Task prompt:
Each record needs to be echoed exactly; can you do that?

Dataset excerpt
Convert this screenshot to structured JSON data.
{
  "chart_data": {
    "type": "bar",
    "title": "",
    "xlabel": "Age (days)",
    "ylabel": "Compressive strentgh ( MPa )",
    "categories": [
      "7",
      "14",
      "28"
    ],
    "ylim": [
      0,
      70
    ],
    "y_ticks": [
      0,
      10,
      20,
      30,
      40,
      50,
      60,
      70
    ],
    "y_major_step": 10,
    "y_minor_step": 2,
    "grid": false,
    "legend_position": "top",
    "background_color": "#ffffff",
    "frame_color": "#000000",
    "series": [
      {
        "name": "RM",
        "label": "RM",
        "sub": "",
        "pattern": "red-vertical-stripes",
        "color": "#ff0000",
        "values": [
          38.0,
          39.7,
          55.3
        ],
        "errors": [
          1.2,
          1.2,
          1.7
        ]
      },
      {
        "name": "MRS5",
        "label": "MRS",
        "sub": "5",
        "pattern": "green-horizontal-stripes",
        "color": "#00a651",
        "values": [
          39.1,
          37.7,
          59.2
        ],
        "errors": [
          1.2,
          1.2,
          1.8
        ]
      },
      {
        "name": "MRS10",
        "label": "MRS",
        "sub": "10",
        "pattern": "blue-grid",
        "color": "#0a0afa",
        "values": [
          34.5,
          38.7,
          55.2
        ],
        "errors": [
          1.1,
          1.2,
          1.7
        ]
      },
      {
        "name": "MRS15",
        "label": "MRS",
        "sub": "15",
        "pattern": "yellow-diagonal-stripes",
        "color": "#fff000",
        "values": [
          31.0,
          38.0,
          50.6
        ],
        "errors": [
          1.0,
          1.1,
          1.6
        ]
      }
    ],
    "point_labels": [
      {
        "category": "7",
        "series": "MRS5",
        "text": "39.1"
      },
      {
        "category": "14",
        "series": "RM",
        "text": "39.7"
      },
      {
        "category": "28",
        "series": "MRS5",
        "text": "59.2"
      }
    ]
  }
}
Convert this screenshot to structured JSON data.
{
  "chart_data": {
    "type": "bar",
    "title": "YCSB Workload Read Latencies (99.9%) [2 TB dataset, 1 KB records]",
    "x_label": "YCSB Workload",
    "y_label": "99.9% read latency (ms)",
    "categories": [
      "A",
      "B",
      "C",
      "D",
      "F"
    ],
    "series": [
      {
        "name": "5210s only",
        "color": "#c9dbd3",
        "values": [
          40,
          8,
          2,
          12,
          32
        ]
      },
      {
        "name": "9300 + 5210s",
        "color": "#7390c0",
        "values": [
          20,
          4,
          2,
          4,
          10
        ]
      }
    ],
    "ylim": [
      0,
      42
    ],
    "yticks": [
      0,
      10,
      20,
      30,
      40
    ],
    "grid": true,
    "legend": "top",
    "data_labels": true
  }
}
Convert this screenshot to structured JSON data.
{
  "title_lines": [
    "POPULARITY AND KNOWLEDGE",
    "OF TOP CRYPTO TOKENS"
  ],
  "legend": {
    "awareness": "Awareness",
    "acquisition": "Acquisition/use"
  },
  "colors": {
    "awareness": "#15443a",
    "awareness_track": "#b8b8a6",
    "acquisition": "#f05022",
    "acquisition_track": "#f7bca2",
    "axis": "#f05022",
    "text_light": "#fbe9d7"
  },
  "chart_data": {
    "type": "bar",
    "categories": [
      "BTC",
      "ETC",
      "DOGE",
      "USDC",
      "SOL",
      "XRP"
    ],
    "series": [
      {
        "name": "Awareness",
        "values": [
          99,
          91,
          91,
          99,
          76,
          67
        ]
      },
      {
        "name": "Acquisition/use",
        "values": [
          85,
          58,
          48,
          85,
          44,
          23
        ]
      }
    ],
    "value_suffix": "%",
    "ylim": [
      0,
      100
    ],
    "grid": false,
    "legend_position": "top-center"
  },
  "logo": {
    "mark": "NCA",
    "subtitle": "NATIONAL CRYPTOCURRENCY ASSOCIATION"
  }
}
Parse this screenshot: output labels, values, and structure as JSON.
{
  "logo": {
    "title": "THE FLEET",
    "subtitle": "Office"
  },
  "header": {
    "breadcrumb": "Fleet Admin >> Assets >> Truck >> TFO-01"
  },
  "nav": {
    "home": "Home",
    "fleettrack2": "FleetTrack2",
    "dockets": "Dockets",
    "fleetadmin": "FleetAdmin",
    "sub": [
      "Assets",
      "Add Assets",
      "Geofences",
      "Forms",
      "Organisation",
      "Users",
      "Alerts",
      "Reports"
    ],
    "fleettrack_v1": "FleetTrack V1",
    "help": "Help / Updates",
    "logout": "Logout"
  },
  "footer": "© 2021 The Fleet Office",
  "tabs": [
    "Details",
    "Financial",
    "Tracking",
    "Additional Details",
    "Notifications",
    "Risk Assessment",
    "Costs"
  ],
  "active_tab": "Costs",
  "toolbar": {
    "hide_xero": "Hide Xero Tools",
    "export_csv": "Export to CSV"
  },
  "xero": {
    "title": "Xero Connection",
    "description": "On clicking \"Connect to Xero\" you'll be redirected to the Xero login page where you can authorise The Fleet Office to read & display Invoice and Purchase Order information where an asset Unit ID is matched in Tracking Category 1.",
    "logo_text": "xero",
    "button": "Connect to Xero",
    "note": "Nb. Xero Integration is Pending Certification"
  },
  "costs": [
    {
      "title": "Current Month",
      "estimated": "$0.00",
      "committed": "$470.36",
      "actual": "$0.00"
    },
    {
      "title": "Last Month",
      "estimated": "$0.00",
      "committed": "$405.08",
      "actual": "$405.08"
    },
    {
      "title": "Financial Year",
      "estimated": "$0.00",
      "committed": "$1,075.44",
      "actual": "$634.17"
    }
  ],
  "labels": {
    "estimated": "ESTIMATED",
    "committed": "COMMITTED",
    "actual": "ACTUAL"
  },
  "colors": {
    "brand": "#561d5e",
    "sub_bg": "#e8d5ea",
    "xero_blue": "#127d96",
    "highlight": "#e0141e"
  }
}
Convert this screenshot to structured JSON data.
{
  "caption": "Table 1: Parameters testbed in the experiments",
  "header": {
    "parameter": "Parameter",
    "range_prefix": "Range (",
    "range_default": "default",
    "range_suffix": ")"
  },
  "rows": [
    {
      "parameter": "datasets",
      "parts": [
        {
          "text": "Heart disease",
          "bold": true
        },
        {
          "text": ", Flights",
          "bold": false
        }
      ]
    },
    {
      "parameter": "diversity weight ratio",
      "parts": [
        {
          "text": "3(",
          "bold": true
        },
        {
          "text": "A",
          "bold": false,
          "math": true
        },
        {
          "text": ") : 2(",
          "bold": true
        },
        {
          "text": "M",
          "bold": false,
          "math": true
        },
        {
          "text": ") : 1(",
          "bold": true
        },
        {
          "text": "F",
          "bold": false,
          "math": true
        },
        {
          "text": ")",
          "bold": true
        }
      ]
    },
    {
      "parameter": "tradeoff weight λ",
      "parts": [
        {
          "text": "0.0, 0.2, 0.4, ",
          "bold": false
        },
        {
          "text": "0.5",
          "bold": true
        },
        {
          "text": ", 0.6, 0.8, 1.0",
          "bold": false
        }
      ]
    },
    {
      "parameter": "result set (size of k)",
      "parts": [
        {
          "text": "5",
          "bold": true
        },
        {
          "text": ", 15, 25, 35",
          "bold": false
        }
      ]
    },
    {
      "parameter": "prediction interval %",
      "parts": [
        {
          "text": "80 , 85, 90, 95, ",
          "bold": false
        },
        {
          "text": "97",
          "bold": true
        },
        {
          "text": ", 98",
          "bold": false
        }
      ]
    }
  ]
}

Output for this task:
Convert this screenshot to structured JSON data.
{
  "chart_data": {
    "type": "bar",
    "title": "",
    "xlabel": "Age (days)",
    "ylabel": "Compressive strentgh ( MPa )",
    "categories": [
      "7",
      "14",
      "28"
    ],
    "ylim": [
      0,
      70
    ],
    "y_ticks": [
      0,
      10,
      20,
      30,
      40,
      50,
      60,
      70
    ],
    "y_major_step": 10,
    "y_minor_step": 2,
    "grid": false,
    "legend_position": "top",
    "background_color": "#ffffff",
    "frame_color": "#000000",
    "series": [
      {
        "name": "RM",
        "label": "RM",
        "sub": "",
        "pattern": "red-vertical-stripes",
        "color": "#ff0000",
        "values": [
          38.0,
          39.7,
          55.3
        ],
        "errors": [
          1.2,
          1.2,
          1.7
        ]
      },
      {
        "name": "MRS5",
        "label": "MRS",
        "sub": "5",
        "pattern": "green-horizontal-stripes",
        "color": "#00a651",
        "values": [
          39.1,
          37.7,
          59.2
        ],
        "errors": [
          1.2,
          1.2,
          1.8
        ]
      },
      {
        "name": "MRS10",
        "label": "MRS",
        "sub": "10",
        "pattern": "blue-grid",
        "color": "#0a0afa",
        "values": [
          34.5,
          38.7,
          55.2
        ],
        "errors": [
          1.1,
          1.2,
          1.7
        ]
      },
      {
        "name": "MRS15",
        "label": "MRS",
        "sub": "15",
        "pattern": "yellow-diagonal-stripes",
        "color": "#fff000",
        "values": [
          31.0,
          38.0,
          50.6
        ],
        "errors": [
          1.0,
          1.1,
          1.6
        ]
      }
    ],
    "point_labels": [
      {
        "category": "7",
        "series": "MRS5",
        "text": "39.1"
      },
      {
        "category": "14",
        "series": "RM",
        "text": "39.7"
      },
      {
        "category": "28",
        "series": "MRS5",
        "text": "59.2"
      }
    ]
  }
}
Convert this screenshot to structured JSON data.
{
  "chart_data": {
    "type": "bar",
    "title": "YCSB Workload Read Latencies (99.9%) [2 TB dataset, 1 KB records]",
    "x_label": "YCSB Workload",
    "y_label": "99.9% read latency (ms)",
    "categories": [
      "A",
      "B",
      "C",
      "D",
      "F"
    ],
    "series": [
      {
        "name": "5210s only",
        "color": "#c9dbd3",
        "values": [
          40,
          8,
          2,
          12,
          32
        ]
      },
      {
        "name": "9300 + 5210s",
        "color": "#7390c0",
        "values": [
          20,
          4,
          2,
          4,
          10
        ]
      }
    ],
    "ylim": [
      0,
      42
    ],
    "yticks": [
      0,
      10,
      20,
      30,
      40
    ],
    "grid": true,
    "legend": "top",
    "data_labels": true
  }
}
Convert this screenshot to structured JSON data.
{
  "title_lines": [
    "POPULARITY AND KNOWLEDGE",
    "OF TOP CRYPTO TOKENS"
  ],
  "legend": {
    "awareness": "Awareness",
    "acquisition": "Acquisition/use"
  },
  "colors": {
    "awareness": "#15443a",
    "awareness_track": "#b8b8a6",
    "acquisition": "#f05022",
    "acquisition_track": "#f7bca2",
    "axis": "#f05022",
    "text_light": "#fbe9d7"
  },
  "chart_data": {
    "type": "bar",
    "categories": [
      "BTC",
      "ETC",
      "DOGE",
      "USDC",
      "SOL",
      "XRP"
    ],
    "series": [
      {
        "name": "Awareness",
        "values": [
          99,
          91,
          91,
          99,
          76,
          67
        ]
      },
      {
        "name": "Acquisition/use",
        "values": [
          85,
          58,
          48,
          85,
          44,
          23
        ]
      }
    ],
    "value_suffix": "%",
    "ylim": [
      0,
      100
    ],
    "grid": false,
    "legend_position": "top-center"
  },
  "logo": {
    "mark": "NCA",
    "subtitle": "NATIONAL CRYPTOCURRENCY ASSOCIATION"
  }
}
Parse this screenshot: output labels, values, and structure as JSON.
{
  "logo": {
    "title": "THE FLEET",
    "subtitle": "Office"
  },
  "header": {
    "breadcrumb": "Fleet Admin >> Assets >> Truck >> TFO-01"
  },
  "nav": {
    "home": "Home",
    "fleettrack2": "FleetTrack2",
    "dockets": "Dockets",
    "fleetadmin": "FleetAdmin",
    "sub": [
      "Assets",
      "Add Assets",
      "Geofences",
      "Forms",
      "Organisation",
      "Users",
      "Alerts",
      "Reports"
    ],
    "fleettrack_v1": "FleetTrack V1",
    "help": "Help / Updates",
    "logout": "Logout"
  },
  "footer": "© 2021 The Fleet Office",
  "tabs": [
    "Details",
    "Financial",
    "Tracking",
    "Additional Details",
    "Notifications",
    "Risk Assessment",
    "Costs"
  ],
  "active_tab": "Costs",
  "toolbar": {
    "hide_xero": "Hide Xero Tools",
    "export_csv": "Export to CSV"
  },
  "xero": {
    "title": "Xero Connection",
    "description": "On clicking \"Connect to Xero\" you'll be redirected to the Xero login page where you can authorise The Fleet Office to read & display Invoice and Purchase Order information where an asset Unit ID is matched in Tracking Category 1.",
    "logo_text": "xero",
    "button": "Connect to Xero",
    "note": "Nb. Xero Integration is Pending Certification"
  },
  "costs": [
    {
      "title": "Current Month",
      "estimated": "$0.00",
      "committed": "$470.36",
      "actual": "$0.00"
    },
    {
      "title": "Last Month",
      "estimated": "$0.00",
      "committed": "$405.08",
      "actual": "$405.08"
    },
    {
      "title": "Financial Year",
      "estimated": "$0.00",
      "committed": "$1,075.44",
      "actual": "$634.17"
    }
  ],
  "labels": {
    "estimated": "ESTIMATED",
    "committed": "COMMITTED",
    "actual": "ACTUAL"
  },
  "colors": {
    "brand": "#561d5e",
    "sub_bg": "#e8d5ea",
    "xero_blue": "#127d96",
    "highlight": "#e0141e"
  }
}
Convert this screenshot to structured JSON data.
{
  "caption": "Table 1: Parameters testbed in the experiments",
  "header": {
    "parameter": "Parameter",
    "range_prefix": "Range (",
    "range_default": "default",
    "range_suffix": ")"
  },
  "rows": [
    {
      "parameter": "datasets",
      "parts": [
        {
          "text": "Heart disease",
          "bold": true
        },
        {
          "text": ", Flights",
          "bold": false
        }
      ]
    },
    {
      "parameter": "diversity weight ratio",
      "parts": [
        {
          "text": "3(",
          "bold": true
        },
        {
          "text": "A",
          "bold": false,
          "math": true
        },
        {
          "text": ") : 2(",
          "bold": true
        },
        {
          "text": "M",
          "bold": false,
          "math": true
        },
        {
          "text": ") : 1(",
          "bold": true
        },
        {
          "text": "F",
          "bold": false,
          "math": true
        },
        {
          "text": ")",
          "bold": true
        }
      ]
    },
    {
      "parameter": "tradeoff weight λ",
      "parts": [
        {
          "text": "0.0, 0.2, 0.4, ",
          "bold": false
        },
        {
          "text": "0.5",
          "bold": true
        },
        {
          "text": ", 0.6, 0.8, 1.0",
          "bold": false
        }
      ]
    },
    {
      "parameter": "result set (size of k)",
      "parts": [
        {
          "text": "5",
          "bold": true
        },
        {
          "text": ", 15, 25, 35",
          "bold": false
        }
      ]
    },
    {
      "parameter": "prediction interval %",
      "parts": [
        {
          "text": "80 , 85, 90, 95, ",
          "bold": false
        },
        {
          "text": "97",
          "bold": true
        },
        {
          "text": ", 98",
          "bold": false
        }
      ]
    }
  ]
}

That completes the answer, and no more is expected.